start EXTRACTED INFORMATION

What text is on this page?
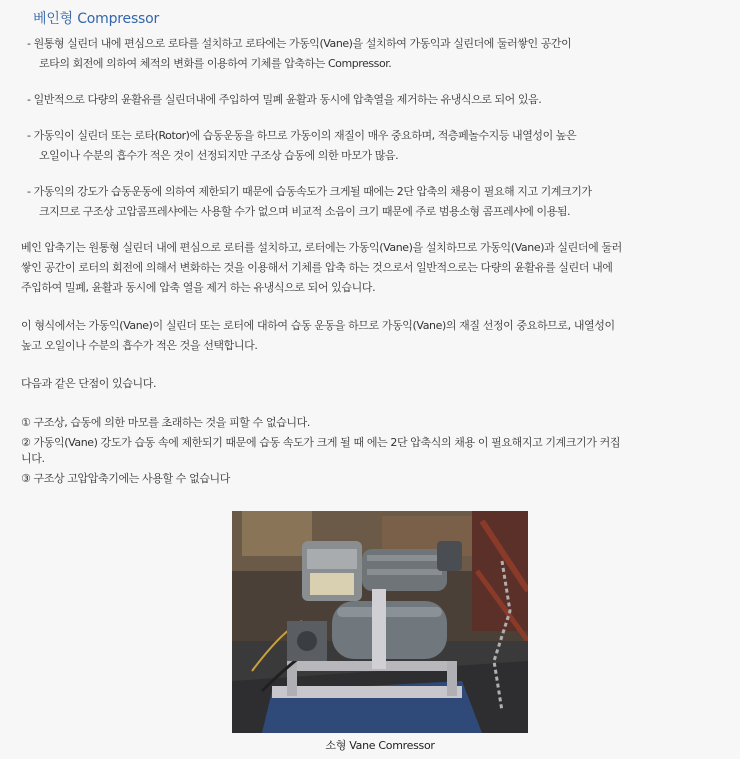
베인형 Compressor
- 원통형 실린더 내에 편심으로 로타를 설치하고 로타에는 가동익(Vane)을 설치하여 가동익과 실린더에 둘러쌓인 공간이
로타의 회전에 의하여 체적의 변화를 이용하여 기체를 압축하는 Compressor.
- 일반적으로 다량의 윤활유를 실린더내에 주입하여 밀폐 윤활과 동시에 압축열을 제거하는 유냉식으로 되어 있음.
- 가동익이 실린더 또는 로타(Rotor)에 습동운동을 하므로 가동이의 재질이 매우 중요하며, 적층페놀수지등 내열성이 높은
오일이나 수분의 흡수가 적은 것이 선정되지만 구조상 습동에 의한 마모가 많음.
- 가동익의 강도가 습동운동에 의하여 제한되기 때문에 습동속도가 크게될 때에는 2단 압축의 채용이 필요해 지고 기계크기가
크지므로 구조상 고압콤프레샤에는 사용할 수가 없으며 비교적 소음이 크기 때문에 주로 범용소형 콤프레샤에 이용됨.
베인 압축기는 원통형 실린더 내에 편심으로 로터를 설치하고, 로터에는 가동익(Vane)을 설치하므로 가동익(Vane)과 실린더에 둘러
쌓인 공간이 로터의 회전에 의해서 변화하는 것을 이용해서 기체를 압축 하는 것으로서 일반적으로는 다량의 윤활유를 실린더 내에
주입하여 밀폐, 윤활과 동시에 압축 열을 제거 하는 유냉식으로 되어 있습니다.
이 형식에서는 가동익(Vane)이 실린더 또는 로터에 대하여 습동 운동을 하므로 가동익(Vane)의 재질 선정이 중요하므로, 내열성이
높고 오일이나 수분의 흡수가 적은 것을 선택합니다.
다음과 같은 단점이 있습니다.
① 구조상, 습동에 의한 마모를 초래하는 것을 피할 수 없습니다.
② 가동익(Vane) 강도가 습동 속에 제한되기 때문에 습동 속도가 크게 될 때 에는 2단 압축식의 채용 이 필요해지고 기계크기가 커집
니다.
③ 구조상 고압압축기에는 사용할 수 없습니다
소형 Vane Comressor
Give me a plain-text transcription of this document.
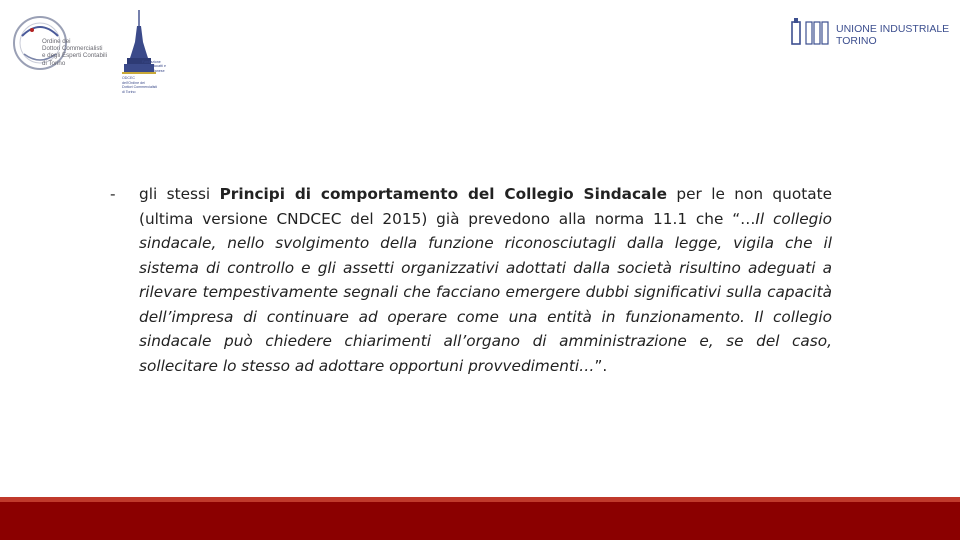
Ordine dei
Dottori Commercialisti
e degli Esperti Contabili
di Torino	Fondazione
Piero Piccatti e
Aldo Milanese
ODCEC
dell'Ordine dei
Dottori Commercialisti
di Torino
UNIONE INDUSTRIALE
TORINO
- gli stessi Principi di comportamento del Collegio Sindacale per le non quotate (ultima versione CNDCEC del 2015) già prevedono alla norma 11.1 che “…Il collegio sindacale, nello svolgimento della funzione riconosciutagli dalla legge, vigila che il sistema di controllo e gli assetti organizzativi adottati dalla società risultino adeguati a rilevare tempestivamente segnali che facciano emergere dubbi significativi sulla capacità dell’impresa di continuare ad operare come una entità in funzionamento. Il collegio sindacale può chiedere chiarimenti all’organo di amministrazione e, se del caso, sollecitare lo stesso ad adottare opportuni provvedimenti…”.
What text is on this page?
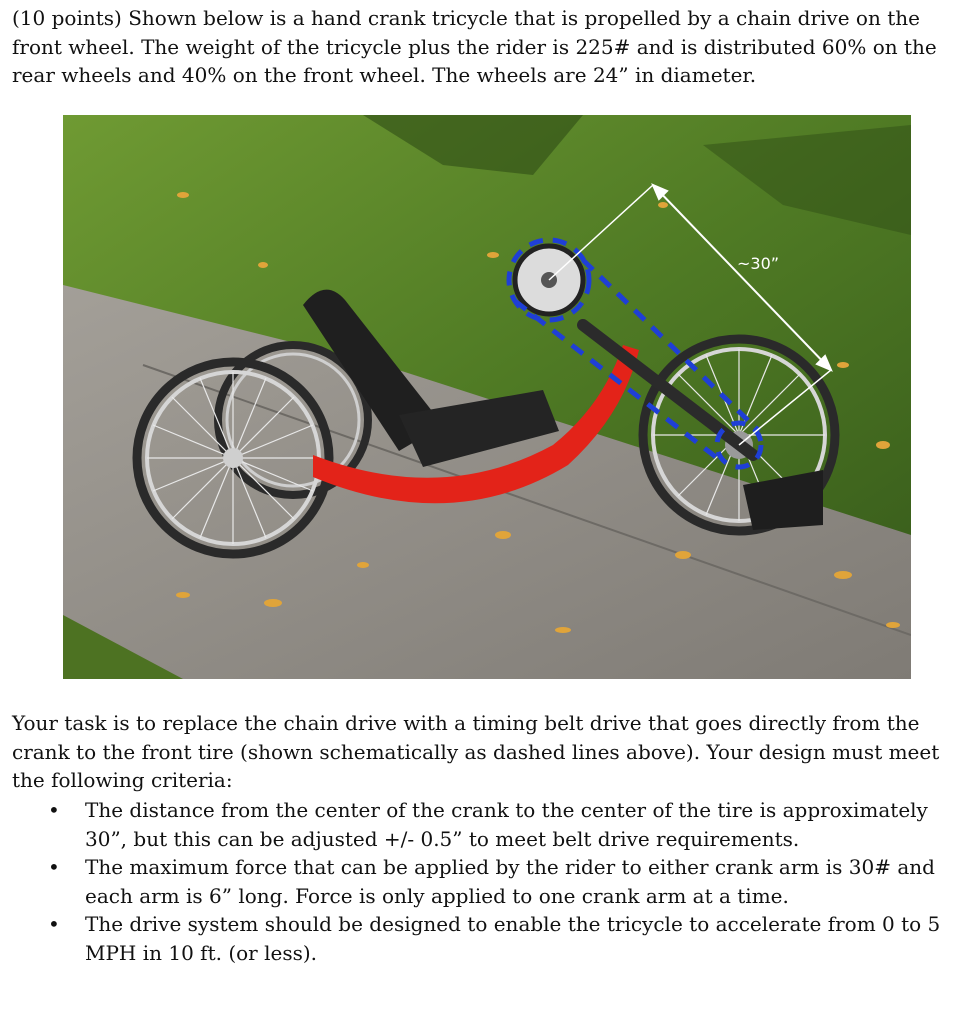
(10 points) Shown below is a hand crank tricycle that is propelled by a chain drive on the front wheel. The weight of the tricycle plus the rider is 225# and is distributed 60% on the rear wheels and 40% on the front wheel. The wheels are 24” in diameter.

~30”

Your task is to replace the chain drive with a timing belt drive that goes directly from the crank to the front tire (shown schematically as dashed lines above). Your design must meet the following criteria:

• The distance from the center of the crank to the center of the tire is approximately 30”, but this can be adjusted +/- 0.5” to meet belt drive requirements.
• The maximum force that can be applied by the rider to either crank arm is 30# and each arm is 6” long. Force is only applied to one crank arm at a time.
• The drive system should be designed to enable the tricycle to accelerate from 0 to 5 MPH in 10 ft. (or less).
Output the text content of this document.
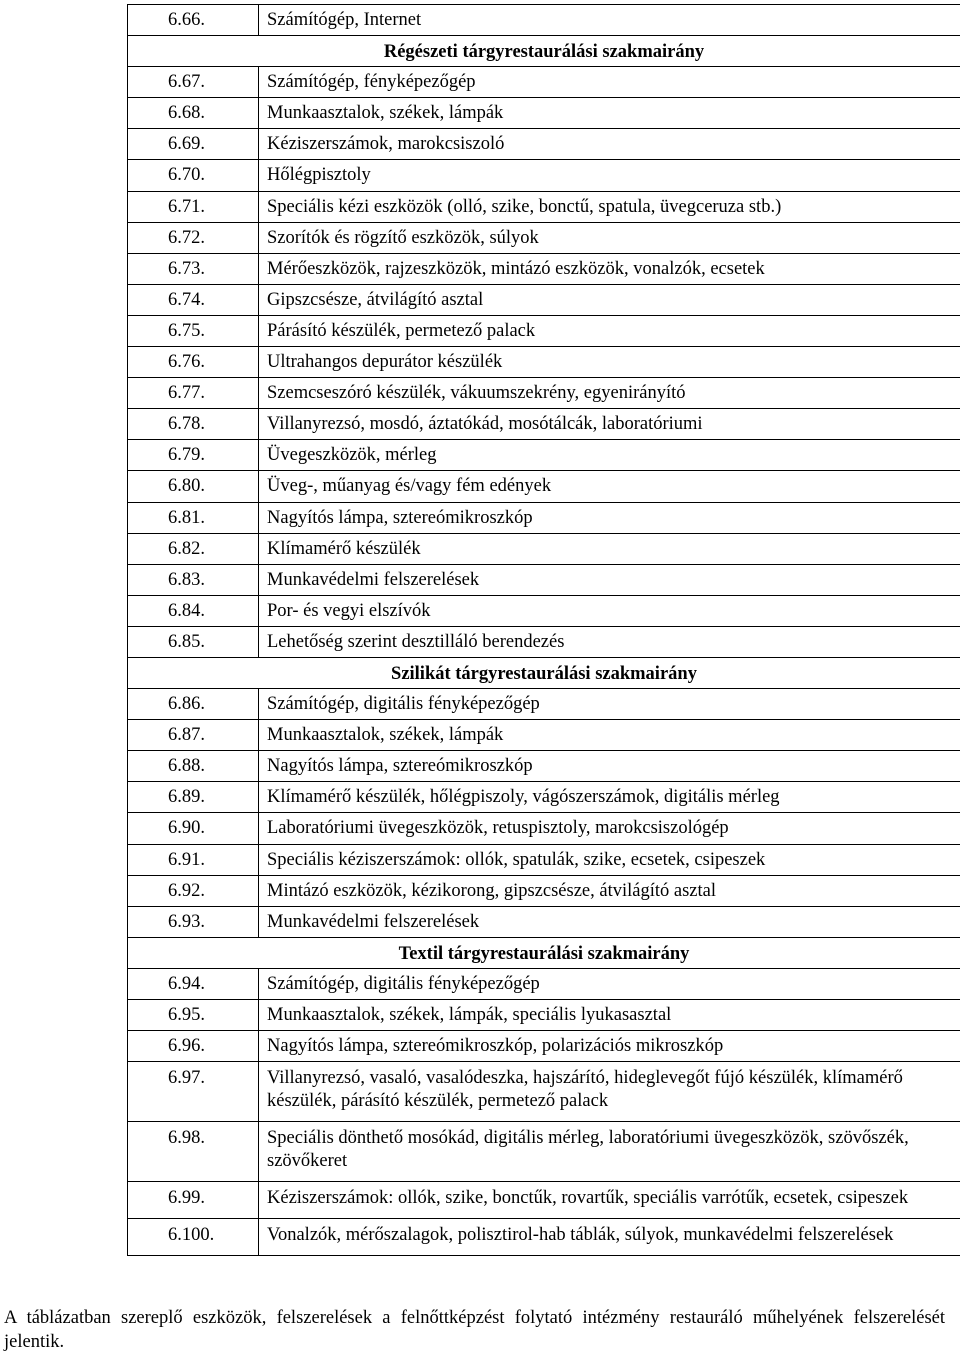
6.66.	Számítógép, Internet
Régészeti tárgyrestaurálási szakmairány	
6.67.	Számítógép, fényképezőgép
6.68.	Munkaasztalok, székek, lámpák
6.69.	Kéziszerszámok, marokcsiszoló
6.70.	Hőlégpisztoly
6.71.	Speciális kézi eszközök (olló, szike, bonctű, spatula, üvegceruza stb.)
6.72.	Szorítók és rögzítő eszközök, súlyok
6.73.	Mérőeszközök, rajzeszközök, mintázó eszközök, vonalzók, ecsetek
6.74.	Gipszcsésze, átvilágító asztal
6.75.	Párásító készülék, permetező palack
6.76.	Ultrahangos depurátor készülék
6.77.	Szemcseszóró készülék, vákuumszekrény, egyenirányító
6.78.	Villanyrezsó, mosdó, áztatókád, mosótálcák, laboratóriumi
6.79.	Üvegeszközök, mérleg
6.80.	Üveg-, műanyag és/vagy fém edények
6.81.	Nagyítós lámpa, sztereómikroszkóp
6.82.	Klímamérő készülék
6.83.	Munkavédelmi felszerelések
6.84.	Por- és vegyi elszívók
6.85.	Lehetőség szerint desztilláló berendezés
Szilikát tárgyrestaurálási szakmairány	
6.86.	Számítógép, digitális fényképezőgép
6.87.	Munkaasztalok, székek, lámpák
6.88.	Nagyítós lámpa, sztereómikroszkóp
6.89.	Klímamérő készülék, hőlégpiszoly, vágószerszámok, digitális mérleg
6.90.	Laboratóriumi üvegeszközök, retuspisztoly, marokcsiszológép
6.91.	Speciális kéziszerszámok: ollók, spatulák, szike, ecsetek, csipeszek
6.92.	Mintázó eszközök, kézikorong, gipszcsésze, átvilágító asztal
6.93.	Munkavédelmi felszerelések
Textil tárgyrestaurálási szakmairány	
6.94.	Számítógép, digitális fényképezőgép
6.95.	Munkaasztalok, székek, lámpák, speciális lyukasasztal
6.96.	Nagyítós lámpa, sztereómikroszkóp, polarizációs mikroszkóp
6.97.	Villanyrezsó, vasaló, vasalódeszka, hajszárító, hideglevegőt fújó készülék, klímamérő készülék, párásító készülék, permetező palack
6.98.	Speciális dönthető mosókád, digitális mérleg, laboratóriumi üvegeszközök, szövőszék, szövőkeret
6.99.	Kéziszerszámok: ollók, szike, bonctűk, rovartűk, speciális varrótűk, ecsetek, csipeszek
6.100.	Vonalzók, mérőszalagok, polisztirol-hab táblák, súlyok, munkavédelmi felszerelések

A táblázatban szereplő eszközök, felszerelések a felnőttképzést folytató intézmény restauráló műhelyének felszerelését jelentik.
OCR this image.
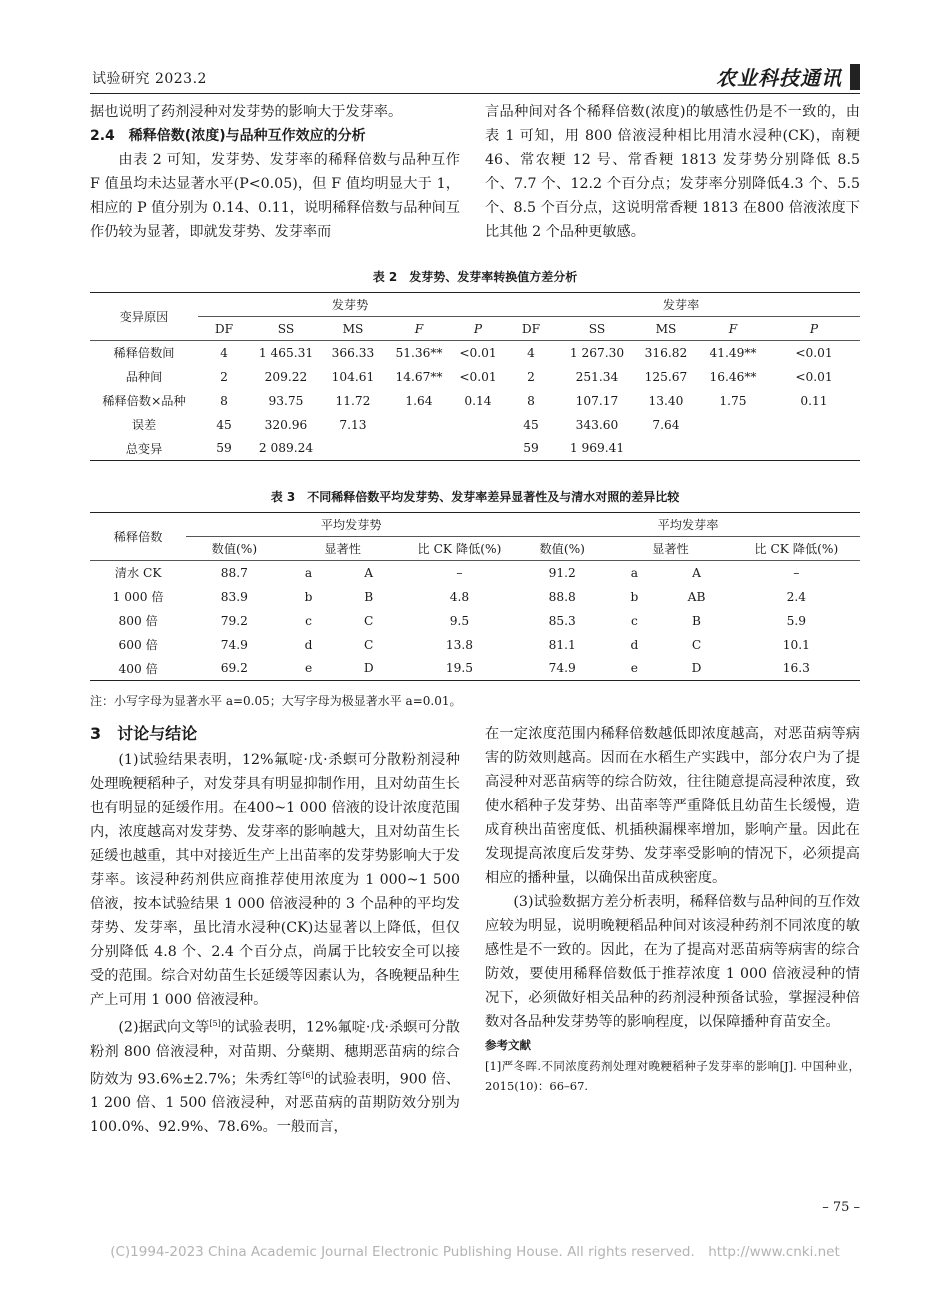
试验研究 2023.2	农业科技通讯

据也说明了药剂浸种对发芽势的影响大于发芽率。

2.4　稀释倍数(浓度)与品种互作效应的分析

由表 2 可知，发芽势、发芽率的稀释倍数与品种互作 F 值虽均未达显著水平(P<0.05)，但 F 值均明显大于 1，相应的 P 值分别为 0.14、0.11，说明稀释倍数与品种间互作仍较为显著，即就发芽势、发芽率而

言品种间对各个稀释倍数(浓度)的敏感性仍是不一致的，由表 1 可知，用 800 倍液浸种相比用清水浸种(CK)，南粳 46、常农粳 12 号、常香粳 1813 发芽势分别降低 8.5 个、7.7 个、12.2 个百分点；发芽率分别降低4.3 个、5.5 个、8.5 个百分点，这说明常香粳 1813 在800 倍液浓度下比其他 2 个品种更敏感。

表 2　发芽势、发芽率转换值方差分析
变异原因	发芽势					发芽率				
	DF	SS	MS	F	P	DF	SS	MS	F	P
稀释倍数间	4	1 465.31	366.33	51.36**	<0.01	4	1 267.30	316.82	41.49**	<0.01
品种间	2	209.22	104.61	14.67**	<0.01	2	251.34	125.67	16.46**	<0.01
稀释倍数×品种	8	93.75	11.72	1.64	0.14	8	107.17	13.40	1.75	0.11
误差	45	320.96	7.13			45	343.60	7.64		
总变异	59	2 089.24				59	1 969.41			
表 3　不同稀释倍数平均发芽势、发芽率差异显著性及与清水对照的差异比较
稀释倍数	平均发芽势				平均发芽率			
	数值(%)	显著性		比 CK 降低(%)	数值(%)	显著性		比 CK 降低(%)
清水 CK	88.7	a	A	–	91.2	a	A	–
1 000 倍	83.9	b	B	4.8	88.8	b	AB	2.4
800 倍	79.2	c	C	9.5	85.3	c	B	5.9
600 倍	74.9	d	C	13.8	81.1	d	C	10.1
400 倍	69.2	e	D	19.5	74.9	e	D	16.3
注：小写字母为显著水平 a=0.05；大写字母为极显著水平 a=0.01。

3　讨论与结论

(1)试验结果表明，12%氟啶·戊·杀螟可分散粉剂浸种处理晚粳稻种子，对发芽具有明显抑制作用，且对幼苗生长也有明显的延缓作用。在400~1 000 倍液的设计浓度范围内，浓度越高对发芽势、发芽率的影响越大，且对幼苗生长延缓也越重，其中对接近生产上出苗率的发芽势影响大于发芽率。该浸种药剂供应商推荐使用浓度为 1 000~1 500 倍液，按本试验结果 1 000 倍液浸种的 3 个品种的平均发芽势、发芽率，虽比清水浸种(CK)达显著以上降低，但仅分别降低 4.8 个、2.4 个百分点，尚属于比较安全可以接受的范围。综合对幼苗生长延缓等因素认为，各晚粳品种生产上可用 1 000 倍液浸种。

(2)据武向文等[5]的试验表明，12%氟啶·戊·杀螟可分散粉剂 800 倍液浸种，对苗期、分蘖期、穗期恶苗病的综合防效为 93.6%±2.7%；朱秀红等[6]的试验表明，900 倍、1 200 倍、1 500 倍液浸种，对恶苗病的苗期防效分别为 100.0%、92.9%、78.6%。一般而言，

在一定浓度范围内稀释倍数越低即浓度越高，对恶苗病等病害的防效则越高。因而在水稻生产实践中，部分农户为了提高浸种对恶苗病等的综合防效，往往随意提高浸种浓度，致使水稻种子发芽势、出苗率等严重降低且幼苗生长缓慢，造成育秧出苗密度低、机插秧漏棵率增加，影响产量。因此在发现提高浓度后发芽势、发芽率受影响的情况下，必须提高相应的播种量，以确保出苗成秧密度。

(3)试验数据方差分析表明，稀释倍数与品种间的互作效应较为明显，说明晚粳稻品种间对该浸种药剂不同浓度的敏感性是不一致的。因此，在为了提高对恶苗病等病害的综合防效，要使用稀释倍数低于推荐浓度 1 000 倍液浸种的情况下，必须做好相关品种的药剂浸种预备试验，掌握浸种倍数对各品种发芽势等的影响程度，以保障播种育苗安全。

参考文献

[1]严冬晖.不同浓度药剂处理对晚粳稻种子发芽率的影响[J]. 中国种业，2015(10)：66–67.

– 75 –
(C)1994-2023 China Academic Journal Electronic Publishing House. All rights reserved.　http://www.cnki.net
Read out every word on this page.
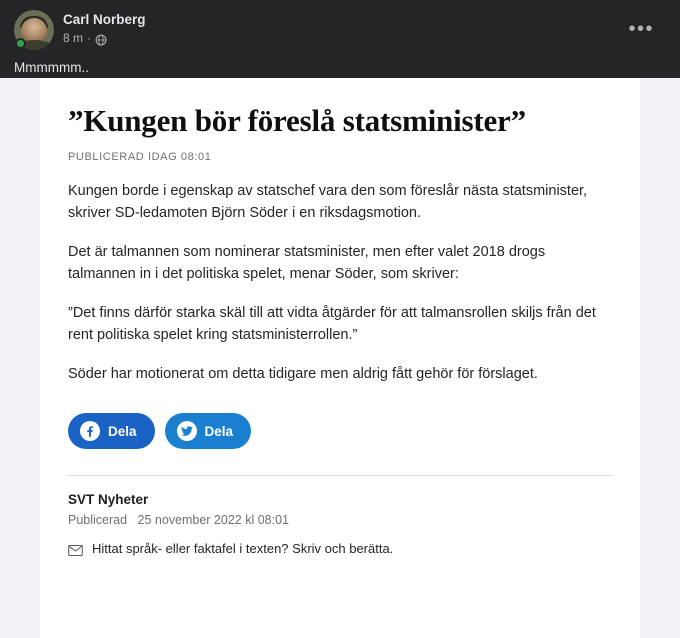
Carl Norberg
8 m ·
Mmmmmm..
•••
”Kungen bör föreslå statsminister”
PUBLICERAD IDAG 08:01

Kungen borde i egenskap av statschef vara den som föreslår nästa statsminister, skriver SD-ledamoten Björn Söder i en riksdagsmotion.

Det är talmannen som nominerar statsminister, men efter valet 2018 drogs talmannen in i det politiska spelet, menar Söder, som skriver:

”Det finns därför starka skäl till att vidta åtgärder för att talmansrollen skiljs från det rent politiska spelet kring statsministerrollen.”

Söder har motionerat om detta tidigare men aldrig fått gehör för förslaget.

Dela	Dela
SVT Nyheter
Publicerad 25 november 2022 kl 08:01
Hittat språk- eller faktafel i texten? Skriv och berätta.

end EXTRACTED INFORMATION

* _WHAT THIS TASK INVOLVES_: Copy, from the material above, each line in which the string "있습니다" occurs.

* _COMPLETE RESPONSE_:
주입하여 밀폐, 윤활과 동시에 압축 열을 제거 하는 유냉식으로 되어 있습니다.
다음과 같은 단점이 있습니다.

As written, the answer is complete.